--- BEGIN Dataset ---

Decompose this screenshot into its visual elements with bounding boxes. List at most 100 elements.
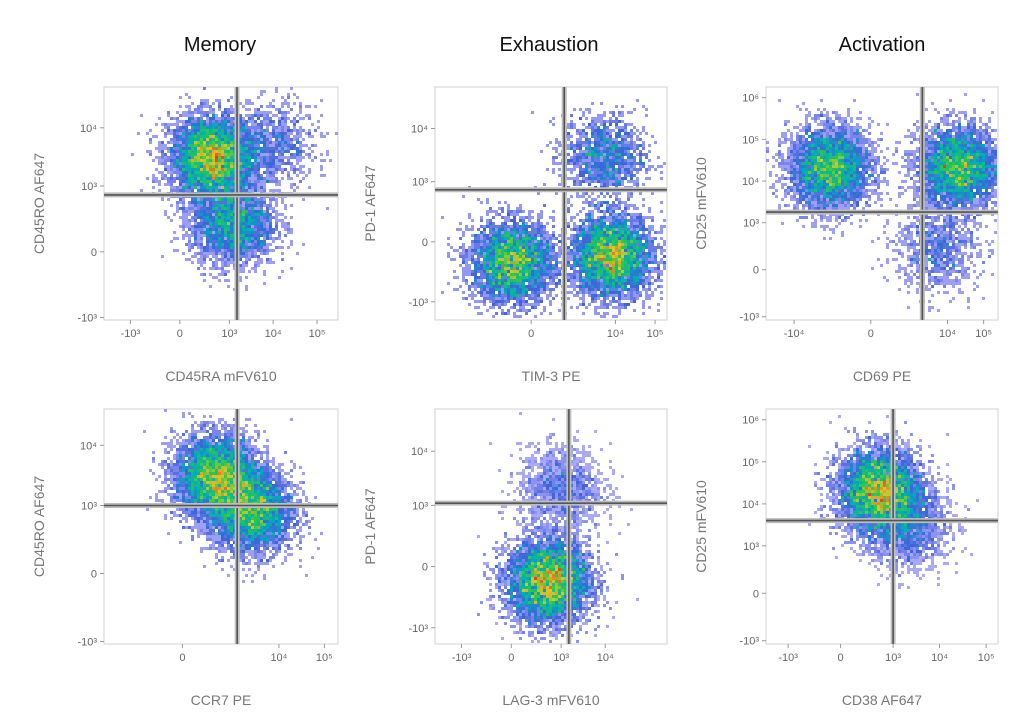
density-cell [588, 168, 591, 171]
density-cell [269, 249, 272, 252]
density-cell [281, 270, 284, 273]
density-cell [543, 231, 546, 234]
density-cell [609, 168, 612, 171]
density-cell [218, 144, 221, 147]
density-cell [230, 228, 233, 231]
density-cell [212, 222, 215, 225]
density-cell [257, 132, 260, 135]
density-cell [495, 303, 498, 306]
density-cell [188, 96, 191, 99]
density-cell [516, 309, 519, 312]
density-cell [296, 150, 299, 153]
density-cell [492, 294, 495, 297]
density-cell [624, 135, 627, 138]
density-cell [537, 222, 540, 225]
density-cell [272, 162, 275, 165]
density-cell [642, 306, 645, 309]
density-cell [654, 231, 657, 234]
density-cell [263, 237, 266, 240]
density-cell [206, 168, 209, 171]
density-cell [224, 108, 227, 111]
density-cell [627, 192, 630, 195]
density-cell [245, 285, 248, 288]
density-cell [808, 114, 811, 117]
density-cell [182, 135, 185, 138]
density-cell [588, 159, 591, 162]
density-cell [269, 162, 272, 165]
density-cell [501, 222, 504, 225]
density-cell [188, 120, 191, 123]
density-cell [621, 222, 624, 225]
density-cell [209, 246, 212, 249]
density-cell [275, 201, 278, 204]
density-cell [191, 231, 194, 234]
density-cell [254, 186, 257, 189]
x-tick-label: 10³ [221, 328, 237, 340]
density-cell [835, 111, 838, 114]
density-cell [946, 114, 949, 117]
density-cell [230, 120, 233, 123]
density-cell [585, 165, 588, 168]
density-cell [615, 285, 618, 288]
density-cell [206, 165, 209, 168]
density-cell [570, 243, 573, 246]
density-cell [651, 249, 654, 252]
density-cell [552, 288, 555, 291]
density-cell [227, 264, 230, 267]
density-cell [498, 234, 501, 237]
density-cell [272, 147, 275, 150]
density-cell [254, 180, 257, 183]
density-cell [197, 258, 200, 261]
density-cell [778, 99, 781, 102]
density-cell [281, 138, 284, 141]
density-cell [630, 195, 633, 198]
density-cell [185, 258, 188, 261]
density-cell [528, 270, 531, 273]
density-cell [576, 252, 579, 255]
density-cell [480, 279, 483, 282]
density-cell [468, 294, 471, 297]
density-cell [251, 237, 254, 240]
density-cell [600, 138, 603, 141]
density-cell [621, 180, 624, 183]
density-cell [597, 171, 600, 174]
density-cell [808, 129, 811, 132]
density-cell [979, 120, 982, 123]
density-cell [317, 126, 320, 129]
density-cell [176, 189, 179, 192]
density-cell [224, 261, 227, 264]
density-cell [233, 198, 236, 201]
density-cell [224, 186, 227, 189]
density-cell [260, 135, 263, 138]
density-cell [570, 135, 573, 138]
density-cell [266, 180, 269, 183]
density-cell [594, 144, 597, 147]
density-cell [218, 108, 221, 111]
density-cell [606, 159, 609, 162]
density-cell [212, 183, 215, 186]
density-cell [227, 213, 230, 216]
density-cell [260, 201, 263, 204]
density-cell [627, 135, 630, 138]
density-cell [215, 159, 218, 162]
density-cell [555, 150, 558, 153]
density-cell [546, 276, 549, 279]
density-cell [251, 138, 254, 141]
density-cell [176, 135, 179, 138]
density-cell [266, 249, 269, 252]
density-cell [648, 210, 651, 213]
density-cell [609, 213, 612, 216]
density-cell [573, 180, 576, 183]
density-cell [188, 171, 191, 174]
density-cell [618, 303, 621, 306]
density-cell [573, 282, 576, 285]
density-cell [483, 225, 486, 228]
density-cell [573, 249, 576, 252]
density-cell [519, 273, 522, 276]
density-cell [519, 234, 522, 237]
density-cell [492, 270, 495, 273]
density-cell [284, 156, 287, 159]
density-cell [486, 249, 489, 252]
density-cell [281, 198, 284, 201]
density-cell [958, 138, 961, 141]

--- END Dataset ---

→ Written request
Put each line of the entry above into a JSON list as its own string, skipping blank lines and leaving out the picture.

→ Solution for this problem
[
  "Decompose this screenshot into its visual elements with bounding boxes. List at most 100 elements.",
  "density-cell [588, 168, 591, 171]",
  "density-cell [269, 249, 272, 252]",
  "density-cell [281, 270, 284, 273]",
  "density-cell [543, 231, 546, 234]",
  "density-cell [609, 168, 612, 171]",
  "density-cell [218, 144, 221, 147]",
  "density-cell [230, 228, 233, 231]",
  "density-cell [212, 222, 215, 225]",
  "density-cell [257, 132, 260, 135]",
  "density-cell [495, 303, 498, 306]",
  "density-cell [188, 96, 191, 99]",
  "density-cell [516, 309, 519, 312]",
  "density-cell [296, 150, 299, 153]",
  "density-cell [492, 294, 495, 297]",
  "density-cell [624, 135, 627, 138]",
  "density-cell [537, 222, 540, 225]",
  "density-cell [272, 162, 275, 165]",
  "density-cell [642, 306, 645, 309]",
  "density-cell [654, 231, 657, 234]",
  "density-cell [263, 237, 266, 240]",
  "density-cell [206, 168, 209, 171]",
  "density-cell [224, 108, 227, 111]",
  "density-cell [627, 192, 630, 195]",
  "density-cell [245, 285, 248, 288]",
  "density-cell [808, 114, 811, 117]",
  "density-cell [182, 135, 185, 138]",
  "density-cell [588, 159, 591, 162]",
  "density-cell [269, 162, 272, 165]",
  "density-cell [501, 222, 504, 225]",
  "density-cell [188, 120, 191, 123]",
  "density-cell [621, 222, 624, 225]",
  "density-cell [209, 246, 212, 249]",
  "density-cell [275, 201, 278, 204]",
  "density-cell [191, 231, 194, 234]",
  "density-cell [254, 186, 257, 189]",
  "x-tick-label: 10³ [221, 328, 237, 340]",
  "density-cell [835, 111, 838, 114]",
  "density-cell [946, 114, 949, 117]",
  "density-cell [230, 120, 233, 123]",
  "density-cell [585, 165, 588, 168]",
  "density-cell [615, 285, 618, 288]",
  "density-cell [206, 165, 209, 168]",
  "density-cell [570, 243, 573, 246]",
  "density-cell [651, 249, 654, 252]",
  "density-cell [552, 288, 555, 291]",
  "density-cell [227, 264, 230, 267]",
  "density-cell [498, 234, 501, 237]",
  "density-cell [272, 147, 275, 150]",
  "density-cell [254, 180, 257, 183]",
  "density-cell [197, 258, 200, 261]",
  "density-cell [778, 99, 781, 102]",
  "density-cell [281, 138, 284, 141]",
  "density-cell [630, 195, 633, 198]",
  "density-cell [185, 258, 188, 261]",
  "density-cell [528, 270, 531, 273]",
  "density-cell [576, 252, 579, 255]",
  "density-cell [480, 279, 483, 282]",
  "density-cell [468, 294, 471, 297]",
  "density-cell [251, 237, 254, 240]",
  "density-cell [600, 138, 603, 141]",
  "density-cell [621, 180, 624, 183]",
  "density-cell [597, 171, 600, 174]",
  "density-cell [808, 129, 811, 132]",
  "density-cell [979, 120, 982, 123]",
  "density-cell [317, 126, 320, 129]",
  "density-cell [176, 189, 179, 192]",
  "density-cell [224, 261, 227, 264]",
  "density-cell [233, 198, 236, 201]",
  "density-cell [224, 186, 227, 189]",
  "density-cell [260, 135, 263, 138]",
  "density-cell [570, 135, 573, 138]",
  "density-cell [266, 180, 269, 183]",
  "density-cell [594, 144, 597, 147]",
  "density-cell [218, 108, 221, 111]",
  "density-cell [606, 159, 609, 162]",
  "density-cell [212, 183, 215, 186]",
  "density-cell [227, 213, 230, 216]",
  "density-cell [260, 201, 263, 204]",
  "density-cell [627, 135, 630, 138]",
  "density-cell [215, 159, 218, 162]",
  "density-cell [555, 150, 558, 153]",
  "density-cell [546, 276, 549, 279]",
  "density-cell [251, 138, 254, 141]",
  "density-cell [176, 135, 179, 138]",
  "density-cell [266, 249, 269, 252]",
  "density-cell [648, 210, 651, 213]",
  "density-cell [609, 213, 612, 216]",
  "density-cell [573, 180, 576, 183]",
  "density-cell [188, 171, 191, 174]",
  "density-cell [618, 303, 621, 306]",
  "density-cell [573, 282, 576, 285]",
  "density-cell [483, 225, 486, 228]",
  "density-cell [573, 249, 576, 252]",
  "density-cell [519, 273, 522, 276]",
  "density-cell [519, 234, 522, 237]",
  "density-cell [492, 270, 495, 273]",
  "density-cell [284, 156, 287, 159]",
  "density-cell [486, 249, 489, 252]",
  "density-cell [281, 198, 284, 201]",
  "density-cell [958, 138, 961, 141]"
]